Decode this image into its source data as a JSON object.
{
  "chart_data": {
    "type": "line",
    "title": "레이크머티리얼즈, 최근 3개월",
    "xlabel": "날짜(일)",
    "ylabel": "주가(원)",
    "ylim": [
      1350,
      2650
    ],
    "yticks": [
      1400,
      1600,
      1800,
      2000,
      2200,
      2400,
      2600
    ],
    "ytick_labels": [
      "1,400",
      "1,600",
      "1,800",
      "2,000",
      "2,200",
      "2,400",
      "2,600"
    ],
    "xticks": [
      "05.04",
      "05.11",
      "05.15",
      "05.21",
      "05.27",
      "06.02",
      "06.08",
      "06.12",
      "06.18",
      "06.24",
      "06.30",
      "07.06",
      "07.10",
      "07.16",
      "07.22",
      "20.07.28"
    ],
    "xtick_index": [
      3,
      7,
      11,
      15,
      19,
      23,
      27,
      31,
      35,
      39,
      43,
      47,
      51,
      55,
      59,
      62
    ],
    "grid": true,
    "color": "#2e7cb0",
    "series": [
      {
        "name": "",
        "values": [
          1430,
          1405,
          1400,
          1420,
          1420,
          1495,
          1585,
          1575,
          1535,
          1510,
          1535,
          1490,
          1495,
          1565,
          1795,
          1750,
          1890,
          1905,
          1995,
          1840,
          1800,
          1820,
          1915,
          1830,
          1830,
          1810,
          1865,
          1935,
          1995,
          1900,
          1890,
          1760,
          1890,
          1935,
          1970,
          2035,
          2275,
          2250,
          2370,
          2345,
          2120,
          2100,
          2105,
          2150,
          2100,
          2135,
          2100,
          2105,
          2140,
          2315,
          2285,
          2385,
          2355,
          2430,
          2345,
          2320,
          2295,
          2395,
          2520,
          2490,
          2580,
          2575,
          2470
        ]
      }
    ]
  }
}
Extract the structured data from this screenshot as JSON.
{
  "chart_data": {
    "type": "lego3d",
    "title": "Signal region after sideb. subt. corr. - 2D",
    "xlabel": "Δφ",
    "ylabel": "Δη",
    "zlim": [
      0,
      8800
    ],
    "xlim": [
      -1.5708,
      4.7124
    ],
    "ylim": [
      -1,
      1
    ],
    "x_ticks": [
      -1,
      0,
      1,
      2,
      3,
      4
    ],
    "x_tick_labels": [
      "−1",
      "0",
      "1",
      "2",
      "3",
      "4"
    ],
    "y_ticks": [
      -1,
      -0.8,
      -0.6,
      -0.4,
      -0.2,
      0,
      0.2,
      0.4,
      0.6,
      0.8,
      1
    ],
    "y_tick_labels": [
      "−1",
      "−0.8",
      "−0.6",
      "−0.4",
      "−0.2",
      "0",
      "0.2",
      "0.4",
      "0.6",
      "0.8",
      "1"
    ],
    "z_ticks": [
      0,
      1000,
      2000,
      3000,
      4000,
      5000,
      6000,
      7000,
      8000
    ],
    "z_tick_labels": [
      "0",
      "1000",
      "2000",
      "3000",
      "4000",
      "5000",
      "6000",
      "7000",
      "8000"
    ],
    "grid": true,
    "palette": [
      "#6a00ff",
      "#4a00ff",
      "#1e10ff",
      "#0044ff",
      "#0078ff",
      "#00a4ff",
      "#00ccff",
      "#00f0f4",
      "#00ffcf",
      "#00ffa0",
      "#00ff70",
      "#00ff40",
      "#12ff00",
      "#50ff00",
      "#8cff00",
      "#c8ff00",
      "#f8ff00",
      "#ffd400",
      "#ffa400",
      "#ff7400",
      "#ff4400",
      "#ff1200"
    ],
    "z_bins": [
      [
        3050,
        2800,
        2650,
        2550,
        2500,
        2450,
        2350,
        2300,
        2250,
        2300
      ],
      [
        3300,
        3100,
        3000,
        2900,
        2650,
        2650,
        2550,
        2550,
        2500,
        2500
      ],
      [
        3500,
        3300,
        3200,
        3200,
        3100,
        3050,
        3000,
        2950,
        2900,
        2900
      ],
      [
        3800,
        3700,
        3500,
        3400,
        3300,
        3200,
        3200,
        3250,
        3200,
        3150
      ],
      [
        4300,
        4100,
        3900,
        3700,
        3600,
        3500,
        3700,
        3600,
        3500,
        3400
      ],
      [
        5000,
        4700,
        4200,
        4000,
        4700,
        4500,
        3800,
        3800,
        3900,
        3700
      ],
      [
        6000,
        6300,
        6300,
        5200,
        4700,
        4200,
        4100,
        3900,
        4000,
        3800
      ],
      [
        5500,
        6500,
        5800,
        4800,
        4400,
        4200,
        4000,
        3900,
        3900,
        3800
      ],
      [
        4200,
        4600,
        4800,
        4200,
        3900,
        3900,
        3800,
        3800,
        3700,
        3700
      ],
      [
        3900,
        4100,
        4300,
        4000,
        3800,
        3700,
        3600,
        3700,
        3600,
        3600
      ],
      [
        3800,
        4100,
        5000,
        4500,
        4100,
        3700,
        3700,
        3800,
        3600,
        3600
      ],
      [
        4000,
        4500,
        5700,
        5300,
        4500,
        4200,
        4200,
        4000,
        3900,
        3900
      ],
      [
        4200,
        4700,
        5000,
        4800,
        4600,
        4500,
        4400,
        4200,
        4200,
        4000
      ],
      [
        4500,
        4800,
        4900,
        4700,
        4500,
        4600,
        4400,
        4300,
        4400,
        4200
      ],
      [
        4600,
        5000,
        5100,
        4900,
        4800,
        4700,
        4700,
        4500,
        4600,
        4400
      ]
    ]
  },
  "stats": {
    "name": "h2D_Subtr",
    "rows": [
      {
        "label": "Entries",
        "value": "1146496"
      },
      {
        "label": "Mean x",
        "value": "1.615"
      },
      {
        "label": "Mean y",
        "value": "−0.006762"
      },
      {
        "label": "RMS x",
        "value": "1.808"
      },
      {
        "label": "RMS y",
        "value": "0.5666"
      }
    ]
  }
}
****************************************
• DO THIS
Repeat the listing exactly, from its first line to its last.

• COMPLETED TASK
Decode this image into its source data as a JSON object.
{
  "chart_data": {
    "type": "line",
    "title": "레이크머티리얼즈, 최근 3개월",
    "xlabel": "날짜(일)",
    "ylabel": "주가(원)",
    "ylim": [
      1350,
      2650
    ],
    "yticks": [
      1400,
      1600,
      1800,
      2000,
      2200,
      2400,
      2600
    ],
    "ytick_labels": [
      "1,400",
      "1,600",
      "1,800",
      "2,000",
      "2,200",
      "2,400",
      "2,600"
    ],
    "xticks": [
      "05.04",
      "05.11",
      "05.15",
      "05.21",
      "05.27",
      "06.02",
      "06.08",
      "06.12",
      "06.18",
      "06.24",
      "06.30",
      "07.06",
      "07.10",
      "07.16",
      "07.22",
      "20.07.28"
    ],
    "xtick_index": [
      3,
      7,
      11,
      15,
      19,
      23,
      27,
      31,
      35,
      39,
      43,
      47,
      51,
      55,
      59,
      62
    ],
    "grid": true,
    "color": "#2e7cb0",
    "series": [
      {
        "name": "",
        "values": [
          1430,
          1405,
          1400,
          1420,
          1420,
          1495,
          1585,
          1575,
          1535,
          1510,
          1535,
          1490,
          1495,
          1565,
          1795,
          1750,
          1890,
          1905,
          1995,
          1840,
          1800,
          1820,
          1915,
          1830,
          1830,
          1810,
          1865,
          1935,
          1995,
          1900,
          1890,
          1760,
          1890,
          1935,
          1970,
          2035,
          2275,
          2250,
          2370,
          2345,
          2120,
          2100,
          2105,
          2150,
          2100,
          2135,
          2100,
          2105,
          2140,
          2315,
          2285,
          2385,
          2355,
          2430,
          2345,
          2320,
          2295,
          2395,
          2520,
          2490,
          2580,
          2575,
          2470
        ]
      }
    ]
  }
}
Extract the structured data from this screenshot as JSON.
{
  "chart_data": {
    "type": "lego3d",
    "title": "Signal region after sideb. subt. corr. - 2D",
    "xlabel": "Δφ",
    "ylabel": "Δη",
    "zlim": [
      0,
      8800
    ],
    "xlim": [
      -1.5708,
      4.7124
    ],
    "ylim": [
      -1,
      1
    ],
    "x_ticks": [
      -1,
      0,
      1,
      2,
      3,
      4
    ],
    "x_tick_labels": [
      "−1",
      "0",
      "1",
      "2",
      "3",
      "4"
    ],
    "y_ticks": [
      -1,
      -0.8,
      -0.6,
      -0.4,
      -0.2,
      0,
      0.2,
      0.4,
      0.6,
      0.8,
      1
    ],
    "y_tick_labels": [
      "−1",
      "−0.8",
      "−0.6",
      "−0.4",
      "−0.2",
      "0",
      "0.2",
      "0.4",
      "0.6",
      "0.8",
      "1"
    ],
    "z_ticks": [
      0,
      1000,
      2000,
      3000,
      4000,
      5000,
      6000,
      7000,
      8000
    ],
    "z_tick_labels": [
      "0",
      "1000",
      "2000",
      "3000",
      "4000",
      "5000",
      "6000",
      "7000",
      "8000"
    ],
    "grid": true,
    "palette": [
      "#6a00ff",
      "#4a00ff",
      "#1e10ff",
      "#0044ff",
      "#0078ff",
      "#00a4ff",
      "#00ccff",
      "#00f0f4",
      "#00ffcf",
      "#00ffa0",
      "#00ff70",
      "#00ff40",
      "#12ff00",
      "#50ff00",
      "#8cff00",
      "#c8ff00",
      "#f8ff00",
      "#ffd400",
      "#ffa400",
      "#ff7400",
      "#ff4400",
      "#ff1200"
    ],
    "z_bins": [
      [
        3050,
        2800,
        2650,
        2550,
        2500,
        2450,
        2350,
        2300,
        2250,
        2300
      ],
      [
        3300,
        3100,
        3000,
        2900,
        2650,
        2650,
        2550,
        2550,
        2500,
        2500
      ],
      [
        3500,
        3300,
        3200,
        3200,
        3100,
        3050,
        3000,
        2950,
        2900,
        2900
      ],
      [
        3800,
        3700,
        3500,
        3400,
        3300,
        3200,
        3200,
        3250,
        3200,
        3150
      ],
      [
        4300,
        4100,
        3900,
        3700,
        3600,
        3500,
        3700,
        3600,
        3500,
        3400
      ],
      [
        5000,
        4700,
        4200,
        4000,
        4700,
        4500,
        3800,
        3800,
        3900,
        3700
      ],
      [
        6000,
        6300,
        6300,
        5200,
        4700,
        4200,
        4100,
        3900,
        4000,
        3800
      ],
      [
        5500,
        6500,
        5800,
        4800,
        4400,
        4200,
        4000,
        3900,
        3900,
        3800
      ],
      [
        4200,
        4600,
        4800,
        4200,
        3900,
        3900,
        3800,
        3800,
        3700,
        3700
      ],
      [
        3900,
        4100,
        4300,
        4000,
        3800,
        3700,
        3600,
        3700,
        3600,
        3600
      ],
      [
        3800,
        4100,
        5000,
        4500,
        4100,
        3700,
        3700,
        3800,
        3600,
        3600
      ],
      [
        4000,
        4500,
        5700,
        5300,
        4500,
        4200,
        4200,
        4000,
        3900,
        3900
      ],
      [
        4200,
        4700,
        5000,
        4800,
        4600,
        4500,
        4400,
        4200,
        4200,
        4000
      ],
      [
        4500,
        4800,
        4900,
        4700,
        4500,
        4600,
        4400,
        4300,
        4400,
        4200
      ],
      [
        4600,
        5000,
        5100,
        4900,
        4800,
        4700,
        4700,
        4500,
        4600,
        4400
      ]
    ]
  },
  "stats": {
    "name": "h2D_Subtr",
    "rows": [
      {
        "label": "Entries",
        "value": "1146496"
      },
      {
        "label": "Mean x",
        "value": "1.615"
      },
      {
        "label": "Mean y",
        "value": "−0.006762"
      },
      {
        "label": "RMS x",
        "value": "1.808"
      },
      {
        "label": "RMS y",
        "value": "0.5666"
      }
    ]
  }
}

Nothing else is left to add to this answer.